» YOUR INSTRUCTIONS: Copy out each line of the material below with no changes.
* BEGIN *
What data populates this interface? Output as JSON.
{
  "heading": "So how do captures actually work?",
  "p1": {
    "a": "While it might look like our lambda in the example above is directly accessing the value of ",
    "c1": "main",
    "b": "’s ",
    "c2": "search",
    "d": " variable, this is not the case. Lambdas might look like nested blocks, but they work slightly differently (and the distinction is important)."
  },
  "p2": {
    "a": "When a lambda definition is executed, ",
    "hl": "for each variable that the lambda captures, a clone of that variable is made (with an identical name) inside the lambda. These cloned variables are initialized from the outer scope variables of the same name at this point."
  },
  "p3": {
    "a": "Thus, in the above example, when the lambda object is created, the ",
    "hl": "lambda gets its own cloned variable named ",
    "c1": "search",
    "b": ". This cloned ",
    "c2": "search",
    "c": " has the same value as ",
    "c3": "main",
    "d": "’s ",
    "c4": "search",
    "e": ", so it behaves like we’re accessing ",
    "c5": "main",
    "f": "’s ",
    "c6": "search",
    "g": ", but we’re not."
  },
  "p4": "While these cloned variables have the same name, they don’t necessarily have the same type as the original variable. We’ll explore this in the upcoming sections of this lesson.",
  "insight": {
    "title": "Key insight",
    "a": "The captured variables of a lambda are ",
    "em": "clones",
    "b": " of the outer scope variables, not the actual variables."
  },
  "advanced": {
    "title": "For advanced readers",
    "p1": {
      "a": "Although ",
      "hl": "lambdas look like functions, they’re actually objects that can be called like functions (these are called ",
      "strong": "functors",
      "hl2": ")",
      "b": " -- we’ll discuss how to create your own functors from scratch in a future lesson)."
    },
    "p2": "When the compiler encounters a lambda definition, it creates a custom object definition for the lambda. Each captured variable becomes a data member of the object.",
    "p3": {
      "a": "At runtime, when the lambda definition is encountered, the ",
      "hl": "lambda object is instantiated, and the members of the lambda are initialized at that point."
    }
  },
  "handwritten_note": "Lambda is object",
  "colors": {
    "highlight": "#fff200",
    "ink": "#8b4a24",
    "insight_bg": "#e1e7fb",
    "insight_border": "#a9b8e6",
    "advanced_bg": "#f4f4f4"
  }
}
* END *
» EXERCISE SOLUTION:
What data populates this interface? Output as JSON.
{
  "heading": "So how do captures actually work?",
  "p1": {
    "a": "While it might look like our lambda in the example above is directly accessing the value of ",
    "c1": "main",
    "b": "’s ",
    "c2": "search",
    "d": " variable, this is not the case. Lambdas might look like nested blocks, but they work slightly differently (and the distinction is important)."
  },
  "p2": {
    "a": "When a lambda definition is executed, ",
    "hl": "for each variable that the lambda captures, a clone of that variable is made (with an identical name) inside the lambda. These cloned variables are initialized from the outer scope variables of the same name at this point."
  },
  "p3": {
    "a": "Thus, in the above example, when the lambda object is created, the ",
    "hl": "lambda gets its own cloned variable named ",
    "c1": "search",
    "b": ". This cloned ",
    "c2": "search",
    "c": " has the same value as ",
    "c3": "main",
    "d": "’s ",
    "c4": "search",
    "e": ", so it behaves like we’re accessing ",
    "c5": "main",
    "f": "’s ",
    "c6": "search",
    "g": ", but we’re not."
  },
  "p4": "While these cloned variables have the same name, they don’t necessarily have the same type as the original variable. We’ll explore this in the upcoming sections of this lesson.",
  "insight": {
    "title": "Key insight",
    "a": "The captured variables of a lambda are ",
    "em": "clones",
    "b": " of the outer scope variables, not the actual variables."
  },
  "advanced": {
    "title": "For advanced readers",
    "p1": {
      "a": "Although ",
      "hl": "lambdas look like functions, they’re actually objects that can be called like functions (these are called ",
      "strong": "functors",
      "hl2": ")",
      "b": " -- we’ll discuss how to create your own functors from scratch in a future lesson)."
    },
    "p2": "When the compiler encounters a lambda definition, it creates a custom object definition for the lambda. Each captured variable becomes a data member of the object.",
    "p3": {
      "a": "At runtime, when the lambda definition is encountered, the ",
      "hl": "lambda object is instantiated, and the members of the lambda are initialized at that point."
    }
  },
  "handwritten_note": "Lambda is object",
  "colors": {
    "highlight": "#fff200",
    "ink": "#8b4a24",
    "insight_bg": "#e1e7fb",
    "insight_border": "#a9b8e6",
    "advanced_bg": "#f4f4f4"
  }
}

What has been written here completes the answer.